(Short task)
Every record that follows must be duplicated exactly, with images left out.

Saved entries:
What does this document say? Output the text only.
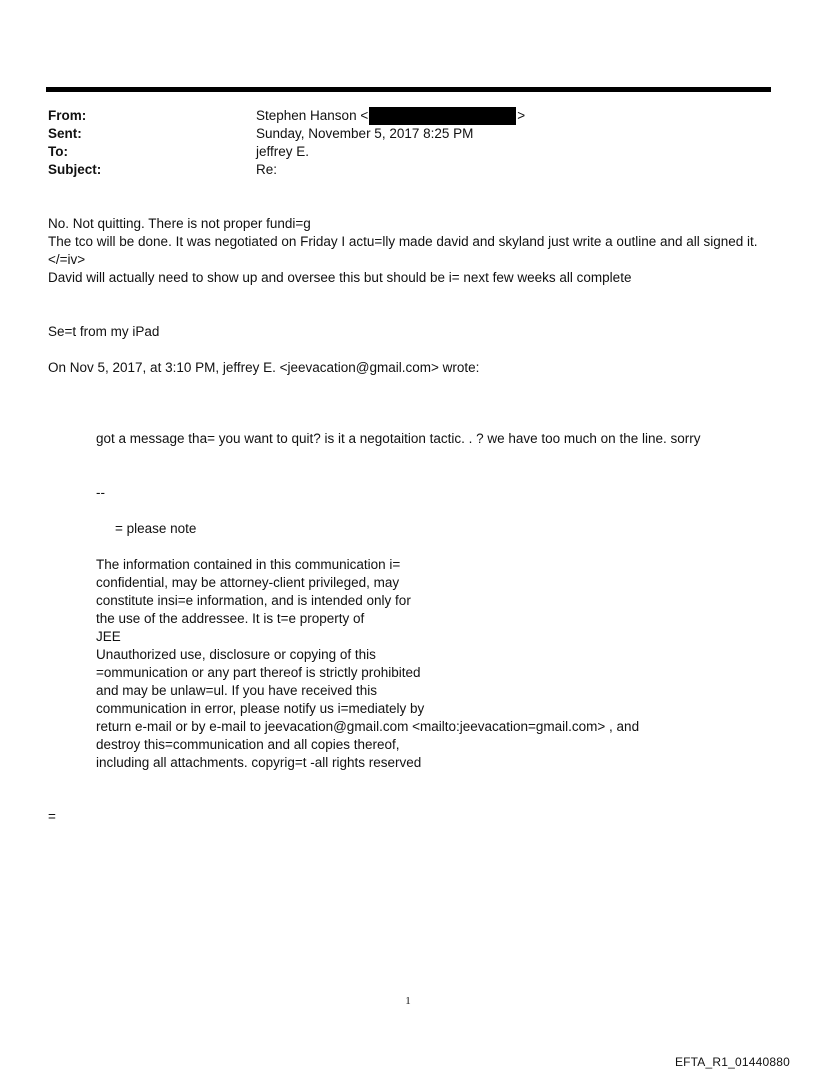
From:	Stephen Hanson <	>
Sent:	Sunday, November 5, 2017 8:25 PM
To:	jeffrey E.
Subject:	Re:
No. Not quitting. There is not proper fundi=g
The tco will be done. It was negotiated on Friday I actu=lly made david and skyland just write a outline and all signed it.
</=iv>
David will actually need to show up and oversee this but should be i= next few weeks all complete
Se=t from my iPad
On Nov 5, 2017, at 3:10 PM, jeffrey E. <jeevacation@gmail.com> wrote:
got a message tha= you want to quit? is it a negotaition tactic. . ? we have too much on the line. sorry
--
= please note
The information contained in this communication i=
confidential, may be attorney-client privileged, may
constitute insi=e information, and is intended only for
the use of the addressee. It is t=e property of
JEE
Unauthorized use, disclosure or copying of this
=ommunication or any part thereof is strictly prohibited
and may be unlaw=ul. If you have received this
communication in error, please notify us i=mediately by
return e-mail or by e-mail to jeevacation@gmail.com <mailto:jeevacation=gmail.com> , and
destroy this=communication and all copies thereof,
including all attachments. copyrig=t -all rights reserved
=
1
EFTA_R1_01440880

(Correct answer)
What does this document say? Output the text only.
From:	Stephen Hanson <	>
Sent:	Sunday, November 5, 2017 8:25 PM
To:	jeffrey E.
Subject:	Re:
No. Not quitting. There is not proper fundi=g
The tco will be done. It was negotiated on Friday I actu=lly made david and skyland just write a outline and all signed it.
</=iv>
David will actually need to show up and oversee this but should be i= next few weeks all complete
Se=t from my iPad
On Nov 5, 2017, at 3:10 PM, jeffrey E. <jeevacation@gmail.com> wrote:
got a message tha= you want to quit? is it a negotaition tactic. . ? we have too much on the line. sorry
--
= please note
The information contained in this communication i=
confidential, may be attorney-client privileged, may
constitute insi=e information, and is intended only for
the use of the addressee. It is t=e property of
JEE
Unauthorized use, disclosure or copying of this
=ommunication or any part thereof is strictly prohibited
and may be unlaw=ul. If you have received this
communication in error, please notify us i=mediately by
return e-mail or by e-mail to jeevacation@gmail.com <mailto:jeevacation=gmail.com> , and
destroy this=communication and all copies thereof,
including all attachments. copyrig=t -all rights reserved
=
1
EFTA_R1_01440880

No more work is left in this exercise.